→ **Written instruction**
Work out how many lines of the records contain "statue". Answer with the number and nothing else.

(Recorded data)
— Begin —
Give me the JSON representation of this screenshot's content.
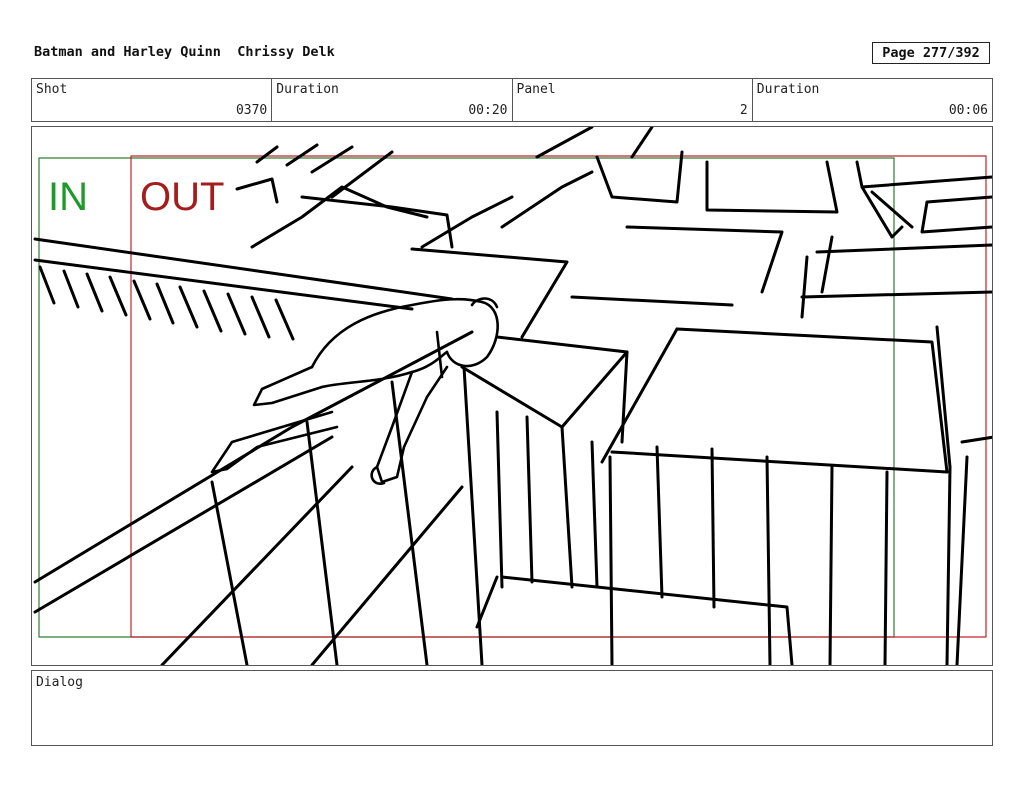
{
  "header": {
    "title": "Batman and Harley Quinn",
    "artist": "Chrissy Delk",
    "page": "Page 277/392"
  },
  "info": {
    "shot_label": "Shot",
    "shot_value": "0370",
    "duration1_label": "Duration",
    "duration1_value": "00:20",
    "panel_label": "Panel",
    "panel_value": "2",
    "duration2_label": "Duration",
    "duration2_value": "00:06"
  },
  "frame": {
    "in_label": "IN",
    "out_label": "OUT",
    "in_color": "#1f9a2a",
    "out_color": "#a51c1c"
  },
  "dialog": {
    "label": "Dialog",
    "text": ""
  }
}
— End —
— Begin —
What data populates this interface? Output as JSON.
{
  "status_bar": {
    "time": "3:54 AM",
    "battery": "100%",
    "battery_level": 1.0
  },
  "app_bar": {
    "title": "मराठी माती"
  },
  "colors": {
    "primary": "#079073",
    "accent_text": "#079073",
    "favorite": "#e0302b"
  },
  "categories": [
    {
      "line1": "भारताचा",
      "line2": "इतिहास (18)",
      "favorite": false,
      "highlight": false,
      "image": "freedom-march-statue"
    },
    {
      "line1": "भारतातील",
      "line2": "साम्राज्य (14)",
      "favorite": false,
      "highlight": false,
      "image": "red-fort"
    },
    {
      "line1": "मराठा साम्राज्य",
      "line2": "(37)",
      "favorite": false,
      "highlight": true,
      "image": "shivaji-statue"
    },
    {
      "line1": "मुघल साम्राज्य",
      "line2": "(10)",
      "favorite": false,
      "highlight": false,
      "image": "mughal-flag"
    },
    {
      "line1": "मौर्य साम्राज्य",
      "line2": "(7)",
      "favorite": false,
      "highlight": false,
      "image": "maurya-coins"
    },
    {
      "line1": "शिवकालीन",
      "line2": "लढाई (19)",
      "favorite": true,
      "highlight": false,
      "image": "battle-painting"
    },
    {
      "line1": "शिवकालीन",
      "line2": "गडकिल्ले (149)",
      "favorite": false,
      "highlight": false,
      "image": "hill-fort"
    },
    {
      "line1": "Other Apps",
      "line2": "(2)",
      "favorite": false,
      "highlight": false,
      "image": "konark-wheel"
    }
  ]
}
— End —
— Begin —
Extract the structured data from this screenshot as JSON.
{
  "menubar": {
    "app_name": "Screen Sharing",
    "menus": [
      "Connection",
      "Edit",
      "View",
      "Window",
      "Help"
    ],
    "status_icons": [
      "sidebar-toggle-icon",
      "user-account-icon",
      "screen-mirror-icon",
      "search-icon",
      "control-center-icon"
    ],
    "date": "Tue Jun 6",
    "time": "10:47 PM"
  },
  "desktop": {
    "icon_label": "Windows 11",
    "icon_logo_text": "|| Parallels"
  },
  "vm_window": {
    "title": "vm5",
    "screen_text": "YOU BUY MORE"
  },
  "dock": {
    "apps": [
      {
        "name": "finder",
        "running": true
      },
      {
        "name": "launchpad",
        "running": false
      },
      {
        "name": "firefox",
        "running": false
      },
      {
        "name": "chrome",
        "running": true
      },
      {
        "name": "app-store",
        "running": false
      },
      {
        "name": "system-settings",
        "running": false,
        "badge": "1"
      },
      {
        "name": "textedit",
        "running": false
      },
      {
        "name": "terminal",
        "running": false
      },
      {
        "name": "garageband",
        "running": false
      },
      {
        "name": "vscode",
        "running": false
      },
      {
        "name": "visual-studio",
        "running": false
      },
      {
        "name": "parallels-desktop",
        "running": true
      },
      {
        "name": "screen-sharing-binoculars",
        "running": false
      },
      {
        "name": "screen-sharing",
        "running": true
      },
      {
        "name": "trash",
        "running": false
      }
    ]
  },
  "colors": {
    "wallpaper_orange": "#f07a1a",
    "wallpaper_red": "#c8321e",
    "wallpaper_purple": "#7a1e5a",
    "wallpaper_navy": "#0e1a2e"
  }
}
— End —
→ **Response to this exercise**
2